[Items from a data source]
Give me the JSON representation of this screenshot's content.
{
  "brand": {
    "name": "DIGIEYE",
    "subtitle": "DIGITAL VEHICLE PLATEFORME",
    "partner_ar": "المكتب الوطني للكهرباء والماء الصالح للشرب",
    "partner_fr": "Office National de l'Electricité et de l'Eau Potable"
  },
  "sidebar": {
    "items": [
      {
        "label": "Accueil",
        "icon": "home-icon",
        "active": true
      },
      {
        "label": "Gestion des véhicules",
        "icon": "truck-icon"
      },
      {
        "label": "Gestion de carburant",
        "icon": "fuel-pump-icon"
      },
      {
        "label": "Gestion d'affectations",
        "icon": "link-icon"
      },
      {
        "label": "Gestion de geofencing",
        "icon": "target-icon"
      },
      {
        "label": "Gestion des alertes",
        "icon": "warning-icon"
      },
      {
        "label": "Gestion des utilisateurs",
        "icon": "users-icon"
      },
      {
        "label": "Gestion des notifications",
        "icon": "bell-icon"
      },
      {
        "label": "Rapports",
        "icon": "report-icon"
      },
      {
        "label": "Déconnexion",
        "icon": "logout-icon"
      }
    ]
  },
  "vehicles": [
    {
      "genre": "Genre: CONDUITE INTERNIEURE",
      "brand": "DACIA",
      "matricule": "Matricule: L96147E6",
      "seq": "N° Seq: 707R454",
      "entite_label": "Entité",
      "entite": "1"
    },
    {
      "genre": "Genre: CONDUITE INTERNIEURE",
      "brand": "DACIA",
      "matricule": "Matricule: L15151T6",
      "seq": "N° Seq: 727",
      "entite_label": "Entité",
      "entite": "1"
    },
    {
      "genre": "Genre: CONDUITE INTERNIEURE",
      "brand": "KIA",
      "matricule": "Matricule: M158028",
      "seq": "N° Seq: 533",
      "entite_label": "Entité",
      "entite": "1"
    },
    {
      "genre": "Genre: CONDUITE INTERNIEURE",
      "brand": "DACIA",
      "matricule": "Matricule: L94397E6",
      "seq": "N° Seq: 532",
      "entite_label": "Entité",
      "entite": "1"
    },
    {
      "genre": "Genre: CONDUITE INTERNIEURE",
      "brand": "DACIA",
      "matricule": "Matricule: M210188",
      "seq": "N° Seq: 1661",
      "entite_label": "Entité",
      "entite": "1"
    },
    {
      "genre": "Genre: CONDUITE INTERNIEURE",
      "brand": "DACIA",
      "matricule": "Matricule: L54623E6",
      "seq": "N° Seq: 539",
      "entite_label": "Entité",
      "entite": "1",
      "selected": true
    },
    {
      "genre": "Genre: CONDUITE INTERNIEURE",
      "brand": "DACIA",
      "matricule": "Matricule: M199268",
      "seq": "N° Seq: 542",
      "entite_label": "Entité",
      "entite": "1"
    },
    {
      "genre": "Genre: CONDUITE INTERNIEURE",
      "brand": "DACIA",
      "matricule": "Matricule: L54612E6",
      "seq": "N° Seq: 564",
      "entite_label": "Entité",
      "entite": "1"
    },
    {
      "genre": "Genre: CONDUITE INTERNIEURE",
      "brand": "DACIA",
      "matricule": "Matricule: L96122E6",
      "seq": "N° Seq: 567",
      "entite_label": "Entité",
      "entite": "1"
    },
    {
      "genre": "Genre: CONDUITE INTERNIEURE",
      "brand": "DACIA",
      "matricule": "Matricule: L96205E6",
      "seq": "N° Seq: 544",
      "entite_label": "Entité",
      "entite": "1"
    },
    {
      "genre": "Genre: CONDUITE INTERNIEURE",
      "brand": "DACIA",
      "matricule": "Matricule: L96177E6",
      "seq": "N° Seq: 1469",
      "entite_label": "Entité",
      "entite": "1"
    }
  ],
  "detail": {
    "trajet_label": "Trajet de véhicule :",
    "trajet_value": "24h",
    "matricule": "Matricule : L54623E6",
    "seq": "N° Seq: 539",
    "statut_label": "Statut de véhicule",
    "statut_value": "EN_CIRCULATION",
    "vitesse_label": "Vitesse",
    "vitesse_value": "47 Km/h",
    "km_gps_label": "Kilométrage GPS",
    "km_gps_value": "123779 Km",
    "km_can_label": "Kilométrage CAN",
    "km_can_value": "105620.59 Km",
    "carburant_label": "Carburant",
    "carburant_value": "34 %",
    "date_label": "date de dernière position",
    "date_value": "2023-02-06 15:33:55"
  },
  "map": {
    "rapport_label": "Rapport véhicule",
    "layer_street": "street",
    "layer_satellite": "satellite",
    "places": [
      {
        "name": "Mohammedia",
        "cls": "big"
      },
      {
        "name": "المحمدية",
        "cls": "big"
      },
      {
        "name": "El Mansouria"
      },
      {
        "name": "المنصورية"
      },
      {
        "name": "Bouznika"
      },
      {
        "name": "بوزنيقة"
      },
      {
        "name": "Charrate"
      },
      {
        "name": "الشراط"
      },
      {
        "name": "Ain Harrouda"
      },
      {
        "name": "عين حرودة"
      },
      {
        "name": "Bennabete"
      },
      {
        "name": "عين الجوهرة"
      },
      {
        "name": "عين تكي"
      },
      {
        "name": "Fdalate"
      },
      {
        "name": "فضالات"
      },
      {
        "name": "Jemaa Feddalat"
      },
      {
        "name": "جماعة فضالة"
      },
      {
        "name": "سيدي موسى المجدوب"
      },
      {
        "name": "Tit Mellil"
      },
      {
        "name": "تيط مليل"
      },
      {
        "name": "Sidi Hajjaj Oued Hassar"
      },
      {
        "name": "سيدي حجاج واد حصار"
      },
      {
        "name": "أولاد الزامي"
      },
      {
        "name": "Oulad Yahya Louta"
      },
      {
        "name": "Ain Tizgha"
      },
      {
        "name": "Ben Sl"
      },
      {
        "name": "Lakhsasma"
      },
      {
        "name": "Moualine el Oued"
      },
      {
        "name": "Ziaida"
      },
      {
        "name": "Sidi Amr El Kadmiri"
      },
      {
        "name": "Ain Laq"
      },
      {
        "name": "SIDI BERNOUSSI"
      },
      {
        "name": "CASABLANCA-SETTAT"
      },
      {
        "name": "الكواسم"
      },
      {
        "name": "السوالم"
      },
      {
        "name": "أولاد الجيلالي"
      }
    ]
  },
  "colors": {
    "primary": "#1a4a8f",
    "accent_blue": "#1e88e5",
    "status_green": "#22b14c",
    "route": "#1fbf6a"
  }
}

### What you are asked to do
Show all lines from the data above in which the word "icon" appears.

### Full solution
        "icon": "home-icon",
        "icon": "truck-icon"
        "icon": "fuel-pump-icon"
        "icon": "link-icon"
        "icon": "target-icon"
        "icon": "warning-icon"
        "icon": "users-icon"
        "icon": "bell-icon"
        "icon": "report-icon"
        "icon": "logout-icon"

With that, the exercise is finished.